**CHALLENGE:** Gather from the listing below each line that includes the word "xlabel", and copy it.
** START SUPPLIED ENTRIES **
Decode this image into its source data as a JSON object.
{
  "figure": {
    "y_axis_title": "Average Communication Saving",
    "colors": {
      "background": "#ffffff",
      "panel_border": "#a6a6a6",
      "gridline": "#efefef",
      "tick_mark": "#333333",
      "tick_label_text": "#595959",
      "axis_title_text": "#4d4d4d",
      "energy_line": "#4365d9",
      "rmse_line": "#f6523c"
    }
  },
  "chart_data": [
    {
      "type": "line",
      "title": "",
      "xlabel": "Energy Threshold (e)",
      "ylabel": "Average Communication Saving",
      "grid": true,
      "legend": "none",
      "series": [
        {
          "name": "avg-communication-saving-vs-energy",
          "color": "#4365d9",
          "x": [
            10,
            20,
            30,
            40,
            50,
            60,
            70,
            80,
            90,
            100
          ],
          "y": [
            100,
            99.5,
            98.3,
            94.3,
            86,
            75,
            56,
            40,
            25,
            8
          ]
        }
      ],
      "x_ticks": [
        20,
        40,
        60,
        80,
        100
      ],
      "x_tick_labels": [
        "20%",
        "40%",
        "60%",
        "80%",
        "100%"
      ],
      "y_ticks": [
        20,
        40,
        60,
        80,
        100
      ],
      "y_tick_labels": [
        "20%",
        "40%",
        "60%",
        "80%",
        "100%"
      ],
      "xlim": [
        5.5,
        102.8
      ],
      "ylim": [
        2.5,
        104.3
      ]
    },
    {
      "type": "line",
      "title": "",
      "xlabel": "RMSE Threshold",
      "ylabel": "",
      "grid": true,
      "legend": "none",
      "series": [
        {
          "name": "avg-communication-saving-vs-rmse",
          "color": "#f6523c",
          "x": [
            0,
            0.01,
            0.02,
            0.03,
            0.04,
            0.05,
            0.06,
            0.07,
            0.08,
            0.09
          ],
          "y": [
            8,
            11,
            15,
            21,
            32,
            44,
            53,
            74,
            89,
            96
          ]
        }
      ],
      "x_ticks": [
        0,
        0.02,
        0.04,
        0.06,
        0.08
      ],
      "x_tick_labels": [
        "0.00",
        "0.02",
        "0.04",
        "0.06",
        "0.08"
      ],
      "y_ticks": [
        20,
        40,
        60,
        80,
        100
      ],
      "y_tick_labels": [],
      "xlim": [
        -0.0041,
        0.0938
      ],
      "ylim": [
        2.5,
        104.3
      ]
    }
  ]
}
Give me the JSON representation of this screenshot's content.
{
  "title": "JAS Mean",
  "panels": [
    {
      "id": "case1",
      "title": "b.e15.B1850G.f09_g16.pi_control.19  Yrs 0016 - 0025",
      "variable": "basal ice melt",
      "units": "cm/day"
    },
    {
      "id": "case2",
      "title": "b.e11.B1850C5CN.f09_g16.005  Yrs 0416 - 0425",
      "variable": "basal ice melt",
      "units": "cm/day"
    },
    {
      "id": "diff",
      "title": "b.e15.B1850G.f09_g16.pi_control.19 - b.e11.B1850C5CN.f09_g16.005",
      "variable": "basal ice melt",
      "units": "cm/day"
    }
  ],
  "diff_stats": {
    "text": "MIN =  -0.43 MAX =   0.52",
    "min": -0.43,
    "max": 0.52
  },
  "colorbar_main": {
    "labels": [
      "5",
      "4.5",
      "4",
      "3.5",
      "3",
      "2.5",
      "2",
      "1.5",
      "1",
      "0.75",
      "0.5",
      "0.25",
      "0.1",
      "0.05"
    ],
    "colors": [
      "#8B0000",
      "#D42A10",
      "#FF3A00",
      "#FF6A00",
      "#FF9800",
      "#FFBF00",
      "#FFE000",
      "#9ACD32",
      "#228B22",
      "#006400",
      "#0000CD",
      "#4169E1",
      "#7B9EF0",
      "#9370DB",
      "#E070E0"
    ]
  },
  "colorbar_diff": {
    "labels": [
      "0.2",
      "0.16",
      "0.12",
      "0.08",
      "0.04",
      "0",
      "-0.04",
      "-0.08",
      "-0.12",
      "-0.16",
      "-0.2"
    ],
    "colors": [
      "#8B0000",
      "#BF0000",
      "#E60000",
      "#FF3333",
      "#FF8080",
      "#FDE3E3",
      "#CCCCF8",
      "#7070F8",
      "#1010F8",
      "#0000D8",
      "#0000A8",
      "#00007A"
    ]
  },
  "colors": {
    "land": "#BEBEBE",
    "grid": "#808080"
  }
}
** END SUPPLIED ENTRIES **
**ANSWER TO THE PROBLEM:**
      "xlabel": "Energy Threshold (e)",
      "xlabel": "RMSE Threshold",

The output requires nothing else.